■ Extracted information ■
═══

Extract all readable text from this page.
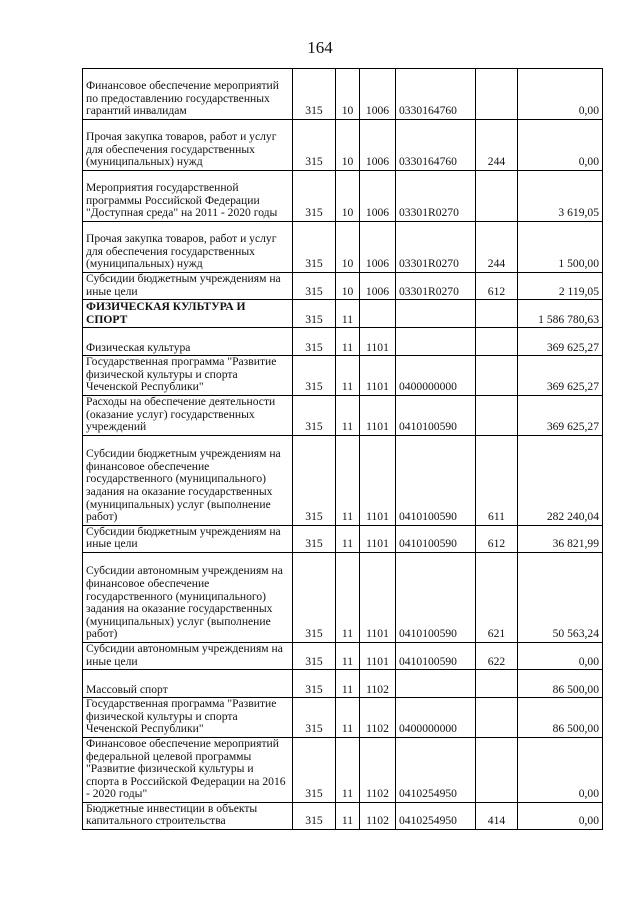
164
Финансовое обеспечение мероприятий по предоставлению государственных гарантий инвалидам	315	10	1006	0330164760		0,00
Прочая закупка товаров, работ и услуг для обеспечения государственных (муниципальных) нужд	315	10	1006	0330164760	244	0,00
Мероприятия государственной программы Российской Федерации "Доступная среда" на 2011 - 2020 годы	315	10	1006	03301R0270		3 619,05
Прочая закупка товаров, работ и услуг для обеспечения государственных (муниципальных) нужд	315	10	1006	03301R0270	244	1 500,00
Субсидии бюджетным учреждениям на иные цели	315	10	1006	03301R0270	612	2 119,05
ФИЗИЧЕСКАЯ КУЛЬТУРА И СПОРТ	315	11				1 586 780,63
Физическая культура	315	11	1101			369 625,27
Государственная программа "Развитие физической культуры и спорта Чеченской Республики"	315	11	1101	0400000000		369 625,27
Расходы на обеспечение деятельности (оказание услуг) государственных учреждений	315	11	1101	0410100590		369 625,27
Субсидии бюджетным учреждениям на финансовое обеспечение государственного (муниципального) задания на оказание государственных (муниципальных) услуг (выполнение работ)	315	11	1101	0410100590	611	282 240,04
Субсидии бюджетным учреждениям на иные цели	315	11	1101	0410100590	612	36 821,99
Субсидии автономным учреждениям на финансовое обеспечение государственного (муниципального) задания на оказание государственных (муниципальных) услуг (выполнение работ)	315	11	1101	0410100590	621	50 563,24
Субсидии автономным учреждениям на иные цели	315	11	1101	0410100590	622	0,00
Массовый спорт	315	11	1102			86 500,00
Государственная программа "Развитие физической культуры и спорта Чеченской Республики"	315	11	1102	0400000000		86 500,00
Финансовое обеспечение мероприятий федеральной целевой программы "Развитие физической культуры и спорта в Российской Федерации на 2016 - 2020 годы"	315	11	1102	0410254950		0,00
Бюджетные инвестиции в объекты капитального строительства	315	11	1102	0410254950	414	0,00
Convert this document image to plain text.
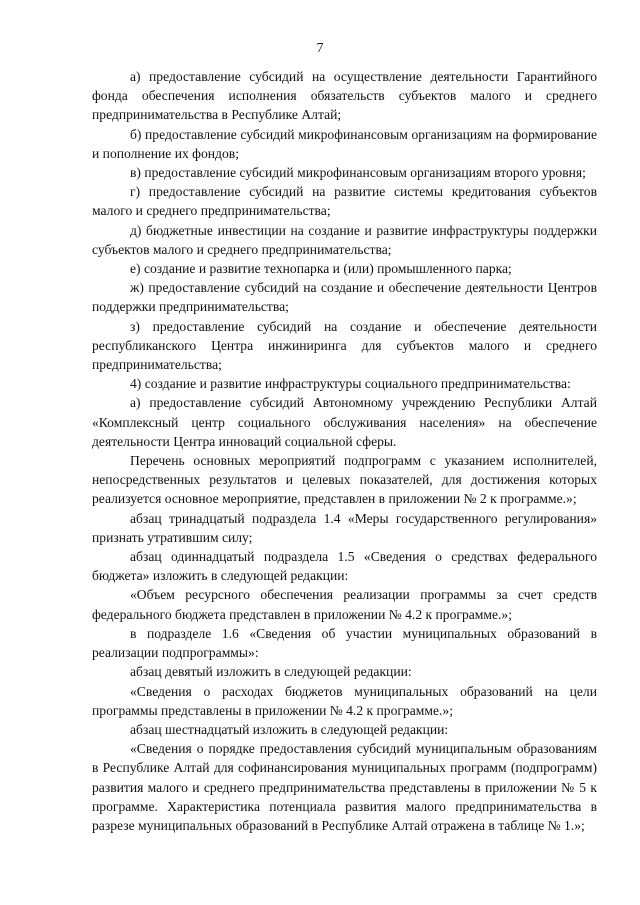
7

а) предоставление субсидий на осуществление деятельности Гарантийного фонда обеспечения исполнения обязательств субъектов малого и среднего предпринимательства в Республике Алтай;

б) предоставление субсидий микрофинансовым организациям на формирование и пополнение их фондов;

в) предоставление субсидий микрофинансовым организациям второго уровня;

г) предоставление субсидий на развитие системы кредитования субъектов малого и среднего предпринимательства;

д) бюджетные инвестиции на создание и развитие инфраструктуры поддержки субъектов малого и среднего предпринимательства;

е) создание и развитие технопарка и (или) промышленного парка;

ж) предоставление субсидий на создание и обеспечение деятельности Центров поддержки предпринимательства;

з) предоставление субсидий на создание и обеспечение деятельности республиканского Центра инжиниринга для субъектов малого и среднего предпринимательства;

4) создание и развитие инфраструктуры социального предпринимательства:

а) предоставление субсидий Автономному учреждению Республики Алтай «Комплексный центр социального обслуживания населения» на обеспечение деятельности Центра инноваций социальной сферы.

Перечень основных мероприятий подпрограмм с указанием исполнителей, непосредственных результатов и целевых показателей, для достижения которых реализуется основное мероприятие, представлен в приложении № 2 к программе.»;

абзац тринадцатый подраздела 1.4 «Меры государственного регулирования» признать утратившим силу;

абзац одиннадцатый подраздела 1.5 «Сведения о средствах федерального бюджета» изложить в следующей редакции:

«Объем ресурсного обеспечения реализации программы за счет средств федерального бюджета представлен в приложении № 4.2 к программе.»;

в подразделе 1.6 «Сведения об участии муниципальных образований в реализации подпрограммы»:

абзац девятый изложить в следующей редакции:

«Сведения о расходах бюджетов муниципальных образований на цели программы представлены в приложении № 4.2 к программе.»;

абзац шестнадцатый изложить в следующей редакции:

«Сведения о порядке предоставления субсидий муниципальным образованиям в Республике Алтай для софинансирования муниципальных программ (подпрограмм) развития малого и среднего предпринимательства представлены в приложении № 5 к программе. Характеристика потенциала развития малого предпринимательства в разрезе муниципальных образований в Республике Алтай отражена в таблице № 1.»;
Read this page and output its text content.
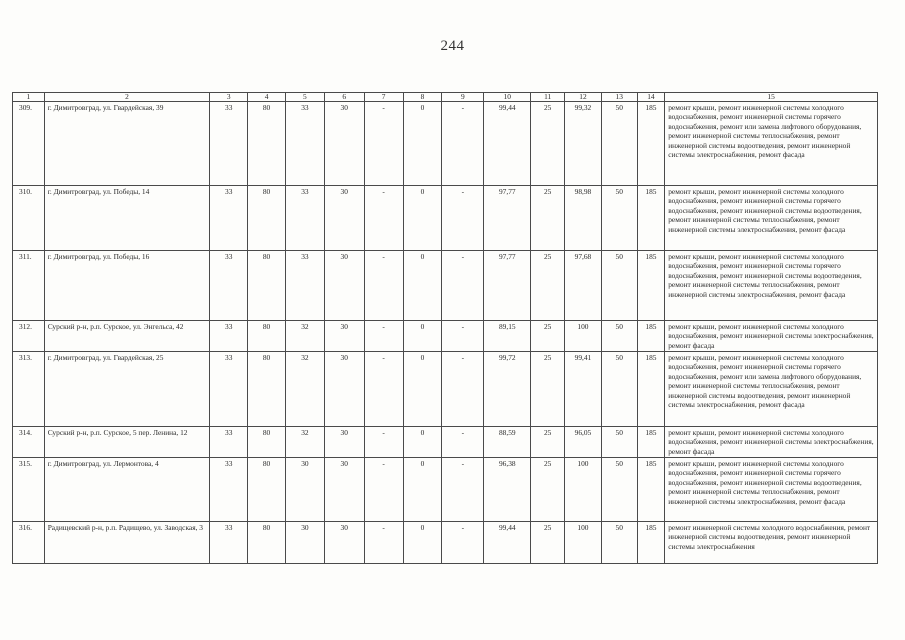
244
1	2	3	4	5	6	7	8	9	10	11	12	13	14	15
309.	г. Димитровград, ул. Гвардейская, 39	33	80	33	30	-	0	-	99,44	25	99,32	50	185	ремонт крыши, ремонт инженерной системы холодного водоснабжения, ремонт инженерной системы горячего водоснабжения, ремонт или замена лифтового оборудования, ремонт инженерной системы теплоснабжения, ремонт инженерной системы водоотведения, ремонт инженерной системы электроснабжения, ремонт фасада
310.	г. Димитровград, ул. Победы, 14	33	80	33	30	-	0	-	97,77	25	98,98	50	185	ремонт крыши, ремонт инженерной системы холодного водоснабжения, ремонт инженерной системы горячего водоснабжения, ремонт инженерной системы водоотведения, ремонт инженерной системы теплоснабжения, ремонт инженерной системы электроснабжения, ремонт фасада
311.	г. Димитровград, ул. Победы, 16	33	80	33	30	-	0	-	97,77	25	97,68	50	185	ремонт крыши, ремонт инженерной системы холодного водоснабжения, ремонт инженерной системы горячего водоснабжения, ремонт инженерной системы водоотведения, ремонт инженерной системы теплоснабжения, ремонт инженерной системы электроснабжения, ремонт фасада
312.	Сурский р-н, р.п. Сурское, ул. Энгельса, 42	33	80	32	30	-	0	-	89,15	25	100	50	185	ремонт крыши, ремонт инженерной системы холодного водоснабжения, ремонт инженерной системы электроснабжения, ремонт фасада
313.	г. Димитровград, ул. Гвардейская, 25	33	80	32	30	-	0	-	99,72	25	99,41	50	185	ремонт крыши, ремонт инженерной системы холодного водоснабжения, ремонт инженерной системы горячего водоснабжения, ремонт или замена лифтового оборудования, ремонт инженерной системы теплоснабжения, ремонт инженерной системы водоотведения, ремонт инженерной системы электроснабжения, ремонт фасада
314.	Сурский р-н, р.п. Сурское, 5 пер. Ленина, 12	33	80	32	30	-	0	-	88,59	25	96,05	50	185	ремонт крыши, ремонт инженерной системы холодного водоснабжения, ремонт инженерной системы электроснабжения, ремонт фасада
315.	г. Димитровград, ул. Лермонтова, 4	33	80	30	30	-	0	-	96,38	25	100	50	185	ремонт крыши, ремонт инженерной системы холодного водоснабжения, ремонт инженерной системы горячего водоснабжения, ремонт инженерной системы водоотведения, ремонт инженерной системы теплоснабжения, ремонт инженерной системы электроснабжения, ремонт фасада
316.	Радищевский р-н, р.п. Радищево, ул. Заводская, 3	33	80	30	30	-	0	-	99,44	25	100	50	185	ремонт инженерной системы холодного водоснабжения, ремонт инженерной системы водоотведения, ремонт инженерной системы электроснабжения
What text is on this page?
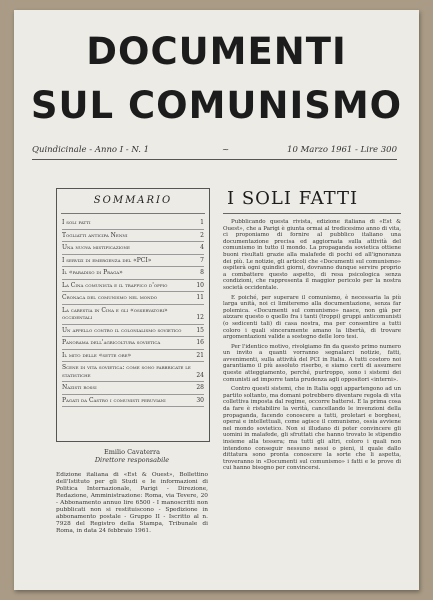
DOCUMENTI
SUL COMUNISMO
Quindicinale - Anno I - N. 1	~	10 Marzo 1961 - Lire 300
SOMMARIO
I soli fatti	1
Togliatti anticipa Nenni	2
Una nuova mistificazione	4
I servizi di emergenza del «PCI»	7
Il «paradiso di Praga»	8
La Cina comunista e il traffico d'oppio	10
Cronaca del comunismo nel mondo	11
La carestia in Cina e gli «osservatori» occidentali	12
Un appello contro il colonialismo sovietico 15
Panorama dell'agricoltura sovietica	16
Il mito delle «sette ore»	21
Scene di vita sovietica: come sono fabbricate le statistiche	24
Nazisti rossi	28
Pagati da Castro i comunisti peruviani	30
Emilio Cavaterra
Direttore responsabile
Edizione italiana di «Est & Ouest», Bollettino dell'Istituto per gli Studi e le informazioni di Politica Internazionale, Parigi - Direzione, Redazione, Amministrazione: Roma, via Tevere, 20 - Abbonamento annuo lire 6500 - I manoscritti non pubblicati non si restituiscono - Spedizione in abbonamento postale - Gruppo II - Iscritto al n. 7928 del Registro della Stampa, Tribunale di Roma, in data 24 febbraio 1961.
I SOLI FATTI

Pubblicando questa rivista, edizione italiana di «Est & Ouest», che a Parigi è giunta ormai al tredicesimo anno di vita, ci proponiamo di fornire al pubblico italiano una documentazione precisa ed aggiornata sulla attività del comunismo in tutto il mondo. La propaganda sovietica ottiene buoni risultati grazie alla malafede di pochi ed all'ignoranza dei più. Le notizie, gli articoli che «Documenti sul comunismo» ospiterà ogni quindici giorni, dovranno dunque servire proprio a combattere questo aspetto, di resa psicologica senza condizioni, che rappresenta il maggior pericolo per la nostra società occidentale.

E poiché, per superare il comunismo, è necessaria la più larga unità, noi ci limiteremo alla documentazione, senza far polemica. «Documenti sul comunismo» nasce, non già per aizzare questo o quello fra i tanti (troppi) gruppi anticomunisti (o sedicenti tali) di casa nostra, ma per consentire a tutti coloro i quali sinceramente amano la libertà, di trovare argomentazioni valide a sostegno delle loro tesi.

Per l'identico motivo, rivolgiamo fin da questo primo numero un invito a quanti vorranno segnalarci notizie, fatti, avvenimenti, sulla attività del PCI in Italia. A tutti costoro noi garantiamo il più assoluto riserbo, e siamo certi di assumere queste atteggiamento, perché, purtroppo, sono i sistemi dei comunisti ad imporre tanta prudenza agli oppositori «interni».

Contro questi sistemi, che in Italia oggi appartengono ad un partito soltanto, ma domani potrebbero diventare regola di vita collettiva imposta dal regime, occorre battersi. E la prima cosa da fare è ristabilire la verità, cancellando le invenzioni della propaganda, facendo conoscere a tutti, proletari e borghesi, operai e intellettuali, come agisce il comunismo, ossia avviene nel mondo sovietico. Non si illudano di poter convincere gli uomini in malafede, gli sfruttati che hanno trovato le stipendio insieme alla tessera; ma tutti gli altri, coloro i quali non intendono conseguir nessuno nessi o pieni, il quale dallo dittatura sono pronta conoscere la sorte che li aspetta, troveranno in «Documenti sul comunismo» i fatti e le prove di cui hanno bisogno per convincersi.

═══

■ Task description ■
In the entries above, identify every line with the word "оказание". Copy those lines.

■ Reply ■
Расходы на обеспечение деятельности (оказание услуг) государственных учреждений	315	11	1101	0410100590		369 625,27
Субсидии бюджетным учреждениям на финансовое обеспечение государственного (муниципального) задания на оказание государственных (муниципальных) услуг (выполнение работ)	315	11	1101	0410100590	611	282 240,04
Субсидии автономным учреждениям на финансовое обеспечение государственного (муниципального) задания на оказание государственных (муниципальных) услуг (выполнение работ)	315	11	1101	0410100590	621	50 563,24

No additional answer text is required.